BEGIN RECORDED DATA
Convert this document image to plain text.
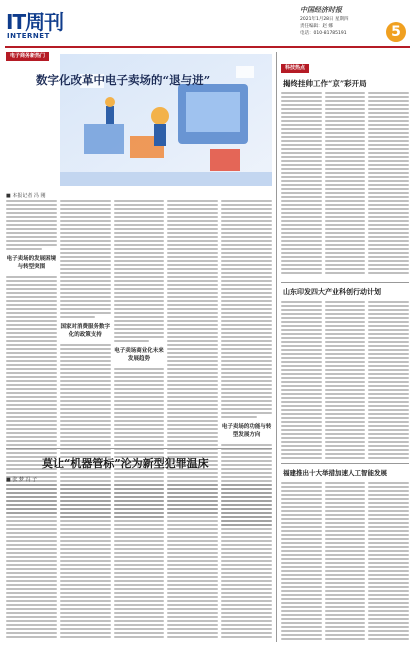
IT周刊
INTERNET
中国经济时报
2021年1月28日 星期四
责任编辑：赵 娜
电话：010-81785191	5
电子商务新热门
数字化改革中电子卖场的“退与进”
■ 本报记者 冯 刚
电子卖场的发展困境与转型突围
国家对消费服务数字化的政策支持
电子卖场商业化未来发展趋势
电子卖场的功能与转型发展方向
莫让“机器管标”沦为新型犯罪温床
■ 张 梦 冯 子
科技热点
揭终挂帅工作“京”彩开局
山东印发四大产业科创行动计划
福建推出十大举措加速人工智能发展
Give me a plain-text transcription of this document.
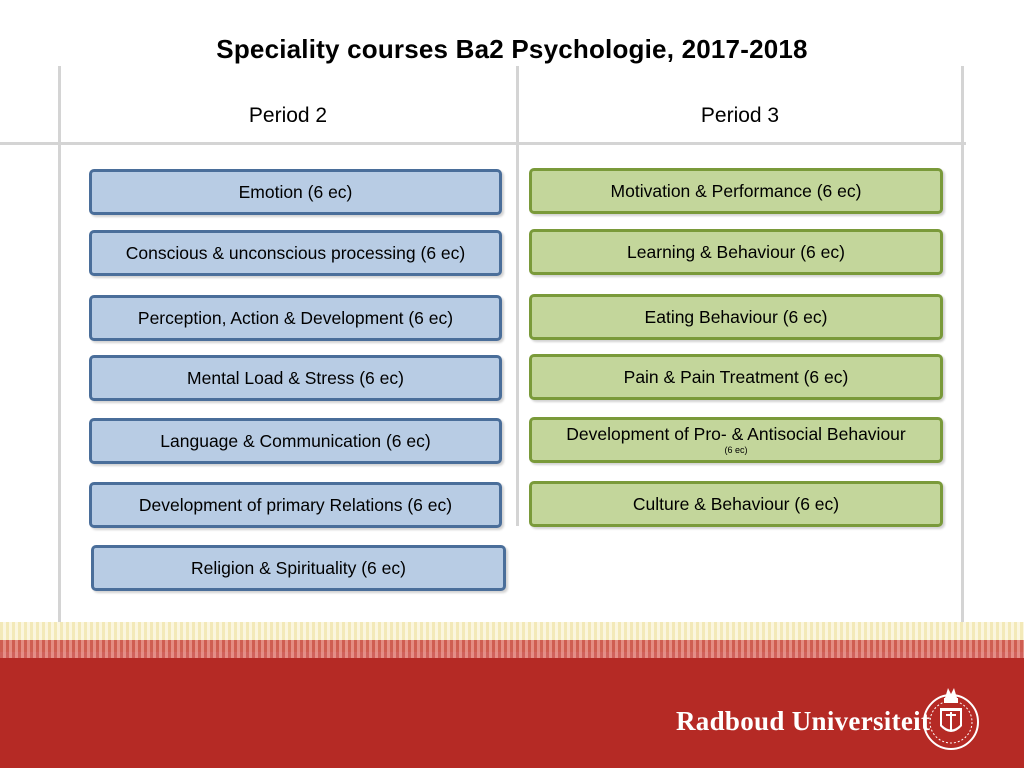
Speciality courses Ba2 Psychologie, 2017-2018
Period 2	Period 3
Emotion (6 ec)
Conscious & unconscious processing (6 ec)
Perception, Action & Development (6 ec)
Mental Load & Stress (6 ec)
Language & Communication (6 ec)
Development of primary Relations (6 ec)
Religion & Spirituality (6 ec)
Motivation & Performance (6 ec)
Learning & Behaviour (6 ec)
Eating Behaviour (6 ec)
Pain & Pain Treatment (6 ec)
Development of Pro- & Antisocial Behaviour
(6 ec)
Culture & Behaviour (6 ec)
Radboud Universiteit
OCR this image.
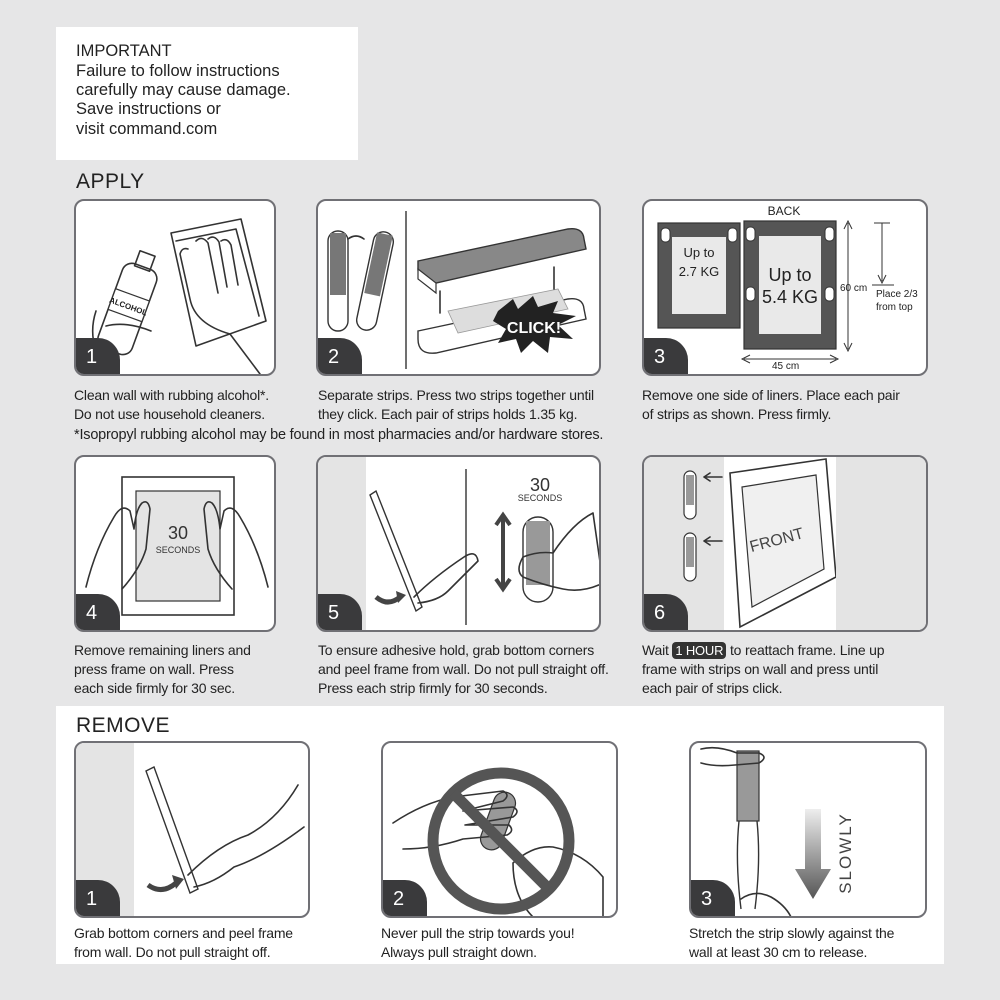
IMPORTANT
Failure to follow instructions
carefully may cause damage.
Save instructions or
visit command.com
APPLY
ALCOHOL
1
Clean wall with rubbing alcohol*.
Do not use household cleaners.
CLICK!
2
Separate strips. Press two strips together until
they click. Each pair of strips holds 1.35 kg.
Up to
2.7 KG
BACK
Up to
5.4 KG 60 cm
45 cm
Place 2/3
from top
3
Remove one side of liners. Place each pair
of strips as shown. Press firmly.
*Isopropyl rubbing alcohol may be found in most pharmacies and/or hardware stores.
30
SECONDS
4
Remove remaining liners and
press frame on wall. Press
each side firmly for 30 sec.
30
SECONDS
5
To ensure adhesive hold, grab bottom corners
and peel frame from wall. Do not pull straight off.
Press each strip firmly for 30 seconds.
FRONT
6
Wait 1 HOUR to reattach frame. Line up
frame with strips on wall and press until
each pair of strips click.
REMOVE
1
Grab bottom corners and peel frame
from wall. Do not pull straight off.
2
Never pull the strip towards you!
Always pull straight down.
SLOWLY
3
Stretch the strip slowly against the
wall at least 30 cm to release.
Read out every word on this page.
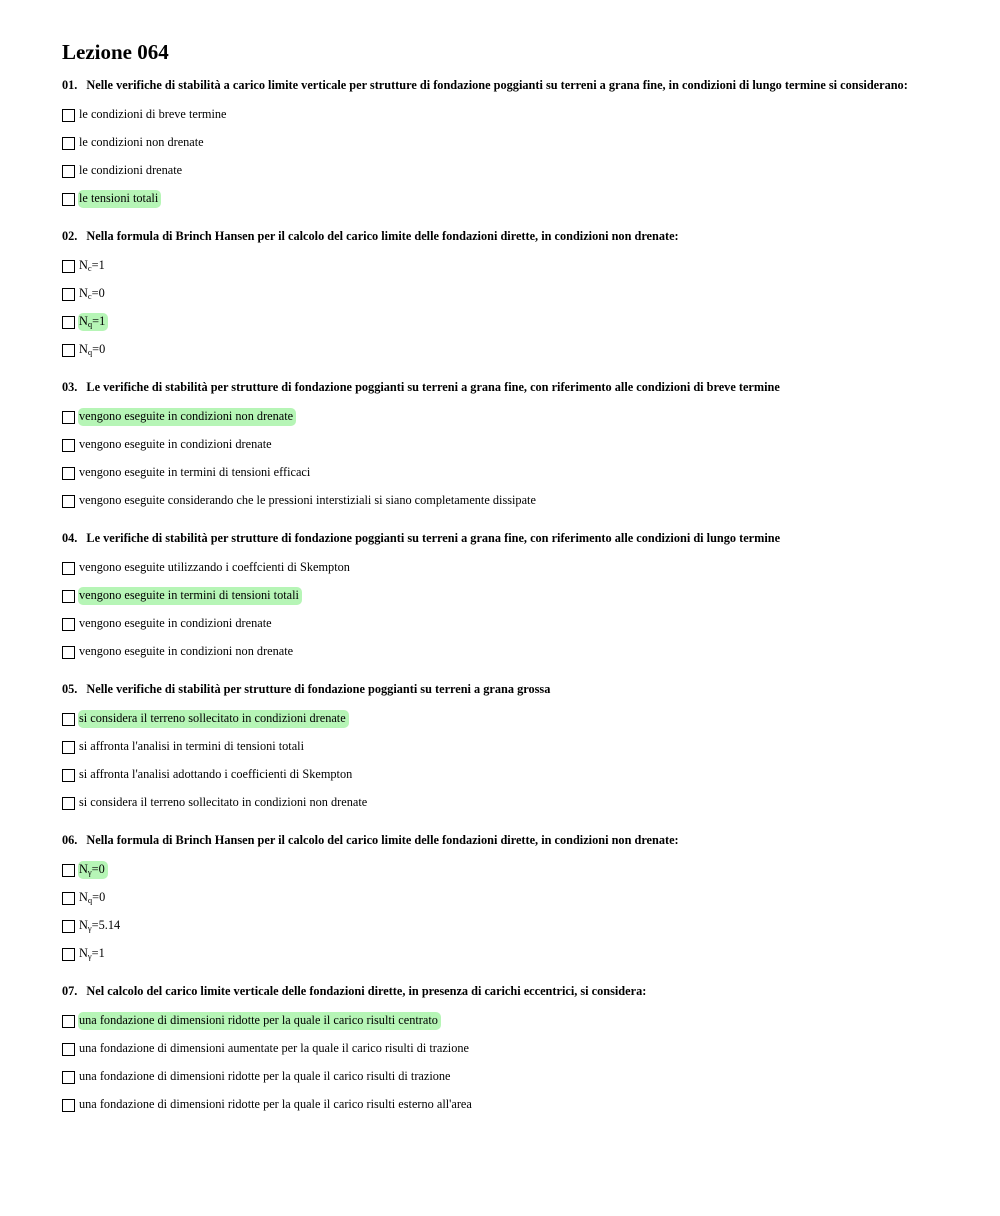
Lezione 064
01. Nelle verifiche di stabilità a carico limite verticale per strutture di fondazione poggianti su terreni a grana fine, in condizioni di lungo termine si considerano:
le condizioni di breve termine
le condizioni non drenate
le condizioni drenate
le tensioni totali
02. Nella formula di Brinch Hansen per il calcolo del carico limite delle fondazioni dirette, in condizioni non drenate:
$N_c=1$
$N_c=0$
$N_q=1$
$N_q=0$
03. Le verifiche di stabilità per strutture di fondazione poggianti su terreni a grana fine, con riferimento alle condizioni di breve termine
vengono eseguite in condizioni non drenate
vengono eseguite in condizioni drenate
vengono eseguite in termini di tensioni efficaci
vengono eseguite considerando che le pressioni interstiziali si siano completamente dissipate
04. Le verifiche di stabilità per strutture di fondazione poggianti su terreni a grana fine, con riferimento alle condizioni di lungo termine
vengono eseguite utilizzando i coeffcienti di Skempton
vengono eseguite in termini di tensioni totali
vengono eseguite in condizioni drenate
vengono eseguite in condizioni non drenate
05. Nelle verifiche di stabilità per strutture di fondazione poggianti su terreni a grana grossa
si considera il terreno sollecitato in condizioni drenate
si affronta l'analisi in termini di tensioni totali
si affronta l'analisi adottando i coefficienti di Skempton
si considera il terreno sollecitato in condizioni non drenate
06. Nella formula di Brinch Hansen per il calcolo del carico limite delle fondazioni dirette, in condizioni non drenate:
$N_\gamma=0$
$N_q=0$
$N_\gamma=5.14$
$N_\gamma=1$
07. Nel calcolo del carico limite verticale delle fondazioni dirette, in presenza di carichi eccentrici, si considera:
una fondazione di dimensioni ridotte per la quale il carico risulti centrato
una fondazione di dimensioni aumentate per la quale il carico risulti di trazione
una fondazione di dimensioni ridotte per la quale il carico risulti di trazione
una fondazione di dimensioni ridotte per la quale il carico risulti esterno all'area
END RECORDED DATA
● **WHAT NEEDS TO BE DONE**: Keep the pictures out of your copy, and repeat every entry above exactly.

● **RIGHT ANSWER**:
Convert this document image to plain text.
IT周刊
INTERNET
中国经济时报
2021年1月28日 星期四
责任编辑：赵 娜
电话：010-81785191	5
电子商务新热门
数字化改革中电子卖场的“退与进”
■ 本报记者 冯 刚
电子卖场的发展困境与转型突围
国家对消费服务数字化的政策支持
电子卖场商业化未来发展趋势
电子卖场的功能与转型发展方向
莫让“机器管标”沦为新型犯罪温床
■ 张 梦 冯 子
科技热点
揭终挂帅工作“京”彩开局
山东印发四大产业科创行动计划
福建推出十大举措加速人工智能发展
Give me a plain-text transcription of this document.
Speciality courses Ba2 Psychologie, 2017-2018
Period 2	Period 3
Emotion (6 ec)
Conscious & unconscious processing (6 ec)
Perception, Action & Development (6 ec)
Mental Load & Stress (6 ec)
Language & Communication (6 ec)
Development of primary Relations (6 ec)
Religion & Spirituality (6 ec)
Motivation & Performance (6 ec)
Learning & Behaviour (6 ec)
Eating Behaviour (6 ec)
Pain & Pain Treatment (6 ec)
Development of Pro- & Antisocial Behaviour
(6 ec)
Culture & Behaviour (6 ec)
Radboud Universiteit
OCR this image.
IMPORTANT
Failure to follow instructions
carefully may cause damage.
Save instructions or
visit command.com
APPLY
ALCOHOL
1
Clean wall with rubbing alcohol*.
Do not use household cleaners.
CLICK!
2
Separate strips. Press two strips together until
they click. Each pair of strips holds 1.35 kg.
Up to
2.7 KG
BACK
Up to
5.4 KG 60 cm
45 cm
Place 2/3
from top
3
Remove one side of liners. Place each pair
of strips as shown. Press firmly.
*Isopropyl rubbing alcohol may be found in most pharmacies and/or hardware stores.
30
SECONDS
4
Remove remaining liners and
press frame on wall. Press
each side firmly for 30 sec.
30
SECONDS
5
To ensure adhesive hold, grab bottom corners
and peel frame from wall. Do not pull straight off.
Press each strip firmly for 30 seconds.
FRONT
6
Wait 1 HOUR to reattach frame. Line up
frame with strips on wall and press until
each pair of strips click.
REMOVE
1
Grab bottom corners and peel frame
from wall. Do not pull straight off.
2
Never pull the strip towards you!
Always pull straight down.
SLOWLY
3
Stretch the strip slowly against the
wall at least 30 cm to release.
Read out every word on this page.
Lezione 064
01. Nelle verifiche di stabilità a carico limite verticale per strutture di fondazione poggianti su terreni a grana fine, in condizioni di lungo termine si considerano:
le condizioni di breve termine
le condizioni non drenate
le condizioni drenate
le tensioni totali
02. Nella formula di Brinch Hansen per il calcolo del carico limite delle fondazioni dirette, in condizioni non drenate:
$N_c=1$
$N_c=0$
$N_q=1$
$N_q=0$
03. Le verifiche di stabilità per strutture di fondazione poggianti su terreni a grana fine, con riferimento alle condizioni di breve termine
vengono eseguite in condizioni non drenate
vengono eseguite in condizioni drenate
vengono eseguite in termini di tensioni efficaci
vengono eseguite considerando che le pressioni interstiziali si siano completamente dissipate
04. Le verifiche di stabilità per strutture di fondazione poggianti su terreni a grana fine, con riferimento alle condizioni di lungo termine
vengono eseguite utilizzando i coeffcienti di Skempton
vengono eseguite in termini di tensioni totali
vengono eseguite in condizioni drenate
vengono eseguite in condizioni non drenate
05. Nelle verifiche di stabilità per strutture di fondazione poggianti su terreni a grana grossa
si considera il terreno sollecitato in condizioni drenate
si affronta l'analisi in termini di tensioni totali
si affronta l'analisi adottando i coefficienti di Skempton
si considera il terreno sollecitato in condizioni non drenate
06. Nella formula di Brinch Hansen per il calcolo del carico limite delle fondazioni dirette, in condizioni non drenate:
$N_\gamma=0$
$N_q=0$
$N_\gamma=5.14$
$N_\gamma=1$
07. Nel calcolo del carico limite verticale delle fondazioni dirette, in presenza di carichi eccentrici, si considera:
una fondazione di dimensioni ridotte per la quale il carico risulti centrato
una fondazione di dimensioni aumentate per la quale il carico risulti di trazione
una fondazione di dimensioni ridotte per la quale il carico risulti di trazione
una fondazione di dimensioni ridotte per la quale il carico risulti esterno all'area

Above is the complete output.